__Instructions for the task__
Extract all lines that hold "cinema" from the records below.

(Dataset items)
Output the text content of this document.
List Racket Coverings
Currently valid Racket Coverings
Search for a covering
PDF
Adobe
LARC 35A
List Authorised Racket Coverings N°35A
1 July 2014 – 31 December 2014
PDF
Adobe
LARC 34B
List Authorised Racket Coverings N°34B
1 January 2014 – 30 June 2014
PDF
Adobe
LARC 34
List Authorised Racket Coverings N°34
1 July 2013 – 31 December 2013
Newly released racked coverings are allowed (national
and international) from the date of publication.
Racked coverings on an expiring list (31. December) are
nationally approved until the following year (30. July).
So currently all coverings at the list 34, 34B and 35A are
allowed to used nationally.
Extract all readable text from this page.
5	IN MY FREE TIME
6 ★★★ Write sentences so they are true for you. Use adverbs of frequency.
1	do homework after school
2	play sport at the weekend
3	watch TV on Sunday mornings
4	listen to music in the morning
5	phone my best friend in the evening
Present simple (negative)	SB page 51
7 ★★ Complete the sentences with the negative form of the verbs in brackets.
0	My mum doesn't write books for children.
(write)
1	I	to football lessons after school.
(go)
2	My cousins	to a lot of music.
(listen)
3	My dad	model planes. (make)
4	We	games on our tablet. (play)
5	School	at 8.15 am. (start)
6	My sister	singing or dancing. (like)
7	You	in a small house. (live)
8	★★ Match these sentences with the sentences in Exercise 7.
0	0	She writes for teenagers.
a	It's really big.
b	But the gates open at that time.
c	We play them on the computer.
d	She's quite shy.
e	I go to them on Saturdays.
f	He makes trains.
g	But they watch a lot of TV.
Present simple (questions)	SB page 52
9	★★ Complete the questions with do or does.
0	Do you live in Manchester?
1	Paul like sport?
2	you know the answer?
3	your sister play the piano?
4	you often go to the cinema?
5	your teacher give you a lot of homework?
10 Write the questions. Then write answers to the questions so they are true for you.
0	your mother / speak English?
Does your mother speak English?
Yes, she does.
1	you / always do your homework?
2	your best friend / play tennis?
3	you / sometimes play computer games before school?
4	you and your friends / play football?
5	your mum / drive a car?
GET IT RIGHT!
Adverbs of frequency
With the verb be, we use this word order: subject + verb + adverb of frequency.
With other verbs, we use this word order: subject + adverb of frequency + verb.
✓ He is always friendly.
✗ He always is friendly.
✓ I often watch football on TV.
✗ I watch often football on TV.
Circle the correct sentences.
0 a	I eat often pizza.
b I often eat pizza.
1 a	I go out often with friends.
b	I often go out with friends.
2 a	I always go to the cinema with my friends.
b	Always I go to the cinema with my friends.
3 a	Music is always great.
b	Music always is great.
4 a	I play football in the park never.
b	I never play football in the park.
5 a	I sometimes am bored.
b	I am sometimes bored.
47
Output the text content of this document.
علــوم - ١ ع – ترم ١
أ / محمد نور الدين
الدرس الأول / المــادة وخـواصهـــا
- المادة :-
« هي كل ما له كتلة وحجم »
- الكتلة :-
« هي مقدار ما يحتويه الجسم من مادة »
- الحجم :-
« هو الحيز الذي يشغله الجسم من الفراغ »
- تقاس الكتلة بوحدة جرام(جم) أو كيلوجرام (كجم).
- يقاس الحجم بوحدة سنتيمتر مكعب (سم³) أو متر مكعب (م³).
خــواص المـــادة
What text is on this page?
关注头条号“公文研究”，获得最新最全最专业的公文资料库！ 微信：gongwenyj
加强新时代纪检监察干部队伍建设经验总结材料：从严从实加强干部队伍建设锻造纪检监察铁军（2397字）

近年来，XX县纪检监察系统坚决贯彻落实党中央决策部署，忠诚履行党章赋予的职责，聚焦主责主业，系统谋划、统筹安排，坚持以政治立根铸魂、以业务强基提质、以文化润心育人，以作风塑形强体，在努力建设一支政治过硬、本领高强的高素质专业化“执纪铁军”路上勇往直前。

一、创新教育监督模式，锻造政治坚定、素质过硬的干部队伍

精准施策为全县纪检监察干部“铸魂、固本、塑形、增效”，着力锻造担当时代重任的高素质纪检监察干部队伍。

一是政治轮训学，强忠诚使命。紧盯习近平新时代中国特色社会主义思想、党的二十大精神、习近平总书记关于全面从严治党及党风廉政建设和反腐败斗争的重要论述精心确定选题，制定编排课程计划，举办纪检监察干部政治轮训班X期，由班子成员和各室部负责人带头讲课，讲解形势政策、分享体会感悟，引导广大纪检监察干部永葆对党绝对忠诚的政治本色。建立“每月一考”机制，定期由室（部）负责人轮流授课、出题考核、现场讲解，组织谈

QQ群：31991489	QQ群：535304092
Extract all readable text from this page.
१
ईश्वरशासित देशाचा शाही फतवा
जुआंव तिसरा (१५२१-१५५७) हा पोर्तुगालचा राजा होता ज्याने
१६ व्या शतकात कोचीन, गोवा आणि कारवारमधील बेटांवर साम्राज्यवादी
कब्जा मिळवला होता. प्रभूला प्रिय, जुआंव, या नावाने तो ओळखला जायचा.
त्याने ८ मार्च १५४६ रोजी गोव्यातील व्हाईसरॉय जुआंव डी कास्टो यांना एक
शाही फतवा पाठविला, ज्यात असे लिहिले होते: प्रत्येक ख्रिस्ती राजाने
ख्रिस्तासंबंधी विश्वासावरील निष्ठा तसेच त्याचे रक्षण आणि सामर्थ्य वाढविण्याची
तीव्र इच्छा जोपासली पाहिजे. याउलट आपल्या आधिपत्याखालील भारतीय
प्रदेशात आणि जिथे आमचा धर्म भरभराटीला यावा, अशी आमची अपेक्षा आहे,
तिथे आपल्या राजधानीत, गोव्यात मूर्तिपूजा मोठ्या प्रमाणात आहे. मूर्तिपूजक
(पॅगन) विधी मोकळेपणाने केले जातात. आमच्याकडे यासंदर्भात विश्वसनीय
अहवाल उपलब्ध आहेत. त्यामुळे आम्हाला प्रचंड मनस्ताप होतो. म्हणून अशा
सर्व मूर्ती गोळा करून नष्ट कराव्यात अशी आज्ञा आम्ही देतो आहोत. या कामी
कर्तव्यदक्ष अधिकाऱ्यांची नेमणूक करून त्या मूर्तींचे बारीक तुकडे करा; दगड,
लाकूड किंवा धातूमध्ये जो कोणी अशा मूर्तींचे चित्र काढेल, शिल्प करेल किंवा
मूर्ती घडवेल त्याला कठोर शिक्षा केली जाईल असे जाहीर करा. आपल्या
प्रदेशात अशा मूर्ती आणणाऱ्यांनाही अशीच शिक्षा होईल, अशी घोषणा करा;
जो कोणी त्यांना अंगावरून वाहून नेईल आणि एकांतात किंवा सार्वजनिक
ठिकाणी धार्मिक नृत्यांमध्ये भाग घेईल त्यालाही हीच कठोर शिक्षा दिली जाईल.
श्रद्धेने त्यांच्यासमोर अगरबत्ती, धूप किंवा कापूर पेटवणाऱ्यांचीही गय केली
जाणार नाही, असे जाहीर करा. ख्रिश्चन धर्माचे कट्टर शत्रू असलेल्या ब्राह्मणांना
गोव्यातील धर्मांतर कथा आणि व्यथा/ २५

__Worked solution__
4	you often go to the cinema?
2 a	I always go to the cinema with my friends.
b	Always I go to the cinema with my friends.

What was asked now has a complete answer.